:: DIRECTIONS FOR THIS TASK ::
Restate the entire listing word for word.

::::::

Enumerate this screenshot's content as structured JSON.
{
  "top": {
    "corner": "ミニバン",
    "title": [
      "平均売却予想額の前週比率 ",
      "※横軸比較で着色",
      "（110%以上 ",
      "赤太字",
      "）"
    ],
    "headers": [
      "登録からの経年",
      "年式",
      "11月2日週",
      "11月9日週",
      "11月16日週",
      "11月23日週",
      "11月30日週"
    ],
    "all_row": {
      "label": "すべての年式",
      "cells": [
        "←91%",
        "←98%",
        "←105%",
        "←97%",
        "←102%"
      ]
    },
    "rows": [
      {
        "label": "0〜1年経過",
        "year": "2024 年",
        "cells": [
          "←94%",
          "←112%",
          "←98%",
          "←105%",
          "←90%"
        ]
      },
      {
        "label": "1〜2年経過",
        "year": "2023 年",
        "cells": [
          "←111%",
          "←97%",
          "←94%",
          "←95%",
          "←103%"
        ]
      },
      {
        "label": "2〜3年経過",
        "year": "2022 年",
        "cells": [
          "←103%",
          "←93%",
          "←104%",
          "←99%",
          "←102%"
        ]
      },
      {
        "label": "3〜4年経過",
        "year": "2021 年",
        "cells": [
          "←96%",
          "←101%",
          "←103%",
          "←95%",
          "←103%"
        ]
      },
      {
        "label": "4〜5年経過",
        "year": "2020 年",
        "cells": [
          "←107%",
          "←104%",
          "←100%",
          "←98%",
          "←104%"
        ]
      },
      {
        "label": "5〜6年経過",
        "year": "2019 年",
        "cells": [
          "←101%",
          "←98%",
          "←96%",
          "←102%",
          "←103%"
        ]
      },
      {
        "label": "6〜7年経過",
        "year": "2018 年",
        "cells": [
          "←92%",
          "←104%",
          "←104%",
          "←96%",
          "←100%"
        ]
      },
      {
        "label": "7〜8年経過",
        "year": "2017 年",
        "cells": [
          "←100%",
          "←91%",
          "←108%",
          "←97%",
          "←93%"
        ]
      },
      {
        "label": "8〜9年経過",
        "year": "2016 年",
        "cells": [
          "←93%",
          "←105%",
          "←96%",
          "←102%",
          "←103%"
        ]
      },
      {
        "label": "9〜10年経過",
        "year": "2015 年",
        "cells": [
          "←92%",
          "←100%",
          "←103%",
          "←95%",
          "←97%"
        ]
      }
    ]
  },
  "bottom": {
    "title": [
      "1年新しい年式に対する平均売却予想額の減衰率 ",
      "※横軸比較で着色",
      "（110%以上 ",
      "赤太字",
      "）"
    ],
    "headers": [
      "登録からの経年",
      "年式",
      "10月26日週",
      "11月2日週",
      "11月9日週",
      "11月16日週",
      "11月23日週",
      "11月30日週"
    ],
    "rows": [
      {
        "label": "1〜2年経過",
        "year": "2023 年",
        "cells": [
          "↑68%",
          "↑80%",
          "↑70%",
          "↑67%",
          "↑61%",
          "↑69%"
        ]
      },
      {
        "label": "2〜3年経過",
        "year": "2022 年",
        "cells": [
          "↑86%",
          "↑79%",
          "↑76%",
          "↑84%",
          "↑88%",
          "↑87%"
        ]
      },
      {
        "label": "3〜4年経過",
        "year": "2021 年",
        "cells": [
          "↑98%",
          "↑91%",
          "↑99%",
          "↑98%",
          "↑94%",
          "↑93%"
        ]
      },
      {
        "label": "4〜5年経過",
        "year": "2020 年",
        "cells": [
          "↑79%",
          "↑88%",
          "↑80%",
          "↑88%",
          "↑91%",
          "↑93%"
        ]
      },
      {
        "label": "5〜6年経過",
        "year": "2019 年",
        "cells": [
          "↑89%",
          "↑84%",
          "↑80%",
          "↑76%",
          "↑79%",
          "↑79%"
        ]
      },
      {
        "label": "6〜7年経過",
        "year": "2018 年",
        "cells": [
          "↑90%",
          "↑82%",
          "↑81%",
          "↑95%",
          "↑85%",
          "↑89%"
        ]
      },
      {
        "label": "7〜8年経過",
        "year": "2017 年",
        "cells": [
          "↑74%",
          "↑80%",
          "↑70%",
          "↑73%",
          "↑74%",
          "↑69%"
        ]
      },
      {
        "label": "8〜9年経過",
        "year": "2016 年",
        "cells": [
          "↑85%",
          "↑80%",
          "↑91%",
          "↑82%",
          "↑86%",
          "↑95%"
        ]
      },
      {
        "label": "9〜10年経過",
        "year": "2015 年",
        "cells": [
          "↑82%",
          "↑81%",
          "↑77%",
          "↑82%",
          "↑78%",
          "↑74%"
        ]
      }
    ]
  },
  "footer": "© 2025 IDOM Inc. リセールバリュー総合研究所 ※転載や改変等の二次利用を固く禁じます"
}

::::::

:: THE RESULT ::
Enumerate this screenshot's content as structured JSON.
{
  "top": {
    "corner": "ミニバン",
    "title": [
      "平均売却予想額の前週比率 ",
      "※横軸比較で着色",
      "（110%以上 ",
      "赤太字",
      "）"
    ],
    "headers": [
      "登録からの経年",
      "年式",
      "11月2日週",
      "11月9日週",
      "11月16日週",
      "11月23日週",
      "11月30日週"
    ],
    "all_row": {
      "label": "すべての年式",
      "cells": [
        "←91%",
        "←98%",
        "←105%",
        "←97%",
        "←102%"
      ]
    },
    "rows": [
      {
        "label": "0〜1年経過",
        "year": "2024 年",
        "cells": [
          "←94%",
          "←112%",
          "←98%",
          "←105%",
          "←90%"
        ]
      },
      {
        "label": "1〜2年経過",
        "year": "2023 年",
        "cells": [
          "←111%",
          "←97%",
          "←94%",
          "←95%",
          "←103%"
        ]
      },
      {
        "label": "2〜3年経過",
        "year": "2022 年",
        "cells": [
          "←103%",
          "←93%",
          "←104%",
          "←99%",
          "←102%"
        ]
      },
      {
        "label": "3〜4年経過",
        "year": "2021 年",
        "cells": [
          "←96%",
          "←101%",
          "←103%",
          "←95%",
          "←103%"
        ]
      },
      {
        "label": "4〜5年経過",
        "year": "2020 年",
        "cells": [
          "←107%",
          "←104%",
          "←100%",
          "←98%",
          "←104%"
        ]
      },
      {
        "label": "5〜6年経過",
        "year": "2019 年",
        "cells": [
          "←101%",
          "←98%",
          "←96%",
          "←102%",
          "←103%"
        ]
      },
      {
        "label": "6〜7年経過",
        "year": "2018 年",
        "cells": [
          "←92%",
          "←104%",
          "←104%",
          "←96%",
          "←100%"
        ]
      },
      {
        "label": "7〜8年経過",
        "year": "2017 年",
        "cells": [
          "←100%",
          "←91%",
          "←108%",
          "←97%",
          "←93%"
        ]
      },
      {
        "label": "8〜9年経過",
        "year": "2016 年",
        "cells": [
          "←93%",
          "←105%",
          "←96%",
          "←102%",
          "←103%"
        ]
      },
      {
        "label": "9〜10年経過",
        "year": "2015 年",
        "cells": [
          "←92%",
          "←100%",
          "←103%",
          "←95%",
          "←97%"
        ]
      }
    ]
  },
  "bottom": {
    "title": [
      "1年新しい年式に対する平均売却予想額の減衰率 ",
      "※横軸比較で着色",
      "（110%以上 ",
      "赤太字",
      "）"
    ],
    "headers": [
      "登録からの経年",
      "年式",
      "10月26日週",
      "11月2日週",
      "11月9日週",
      "11月16日週",
      "11月23日週",
      "11月30日週"
    ],
    "rows": [
      {
        "label": "1〜2年経過",
        "year": "2023 年",
        "cells": [
          "↑68%",
          "↑80%",
          "↑70%",
          "↑67%",
          "↑61%",
          "↑69%"
        ]
      },
      {
        "label": "2〜3年経過",
        "year": "2022 年",
        "cells": [
          "↑86%",
          "↑79%",
          "↑76%",
          "↑84%",
          "↑88%",
          "↑87%"
        ]
      },
      {
        "label": "3〜4年経過",
        "year": "2021 年",
        "cells": [
          "↑98%",
          "↑91%",
          "↑99%",
          "↑98%",
          "↑94%",
          "↑93%"
        ]
      },
      {
        "label": "4〜5年経過",
        "year": "2020 年",
        "cells": [
          "↑79%",
          "↑88%",
          "↑80%",
          "↑88%",
          "↑91%",
          "↑93%"
        ]
      },
      {
        "label": "5〜6年経過",
        "year": "2019 年",
        "cells": [
          "↑89%",
          "↑84%",
          "↑80%",
          "↑76%",
          "↑79%",
          "↑79%"
        ]
      },
      {
        "label": "6〜7年経過",
        "year": "2018 年",
        "cells": [
          "↑90%",
          "↑82%",
          "↑81%",
          "↑95%",
          "↑85%",
          "↑89%"
        ]
      },
      {
        "label": "7〜8年経過",
        "year": "2017 年",
        "cells": [
          "↑74%",
          "↑80%",
          "↑70%",
          "↑73%",
          "↑74%",
          "↑69%"
        ]
      },
      {
        "label": "8〜9年経過",
        "year": "2016 年",
        "cells": [
          "↑85%",
          "↑80%",
          "↑91%",
          "↑82%",
          "↑86%",
          "↑95%"
        ]
      },
      {
        "label": "9〜10年経過",
        "year": "2015 年",
        "cells": [
          "↑82%",
          "↑81%",
          "↑77%",
          "↑82%",
          "↑78%",
          "↑74%"
        ]
      }
    ]
  },
  "footer": "© 2025 IDOM Inc. リセールバリュー総合研究所 ※転載や改変等の二次利用を固く禁じます"
}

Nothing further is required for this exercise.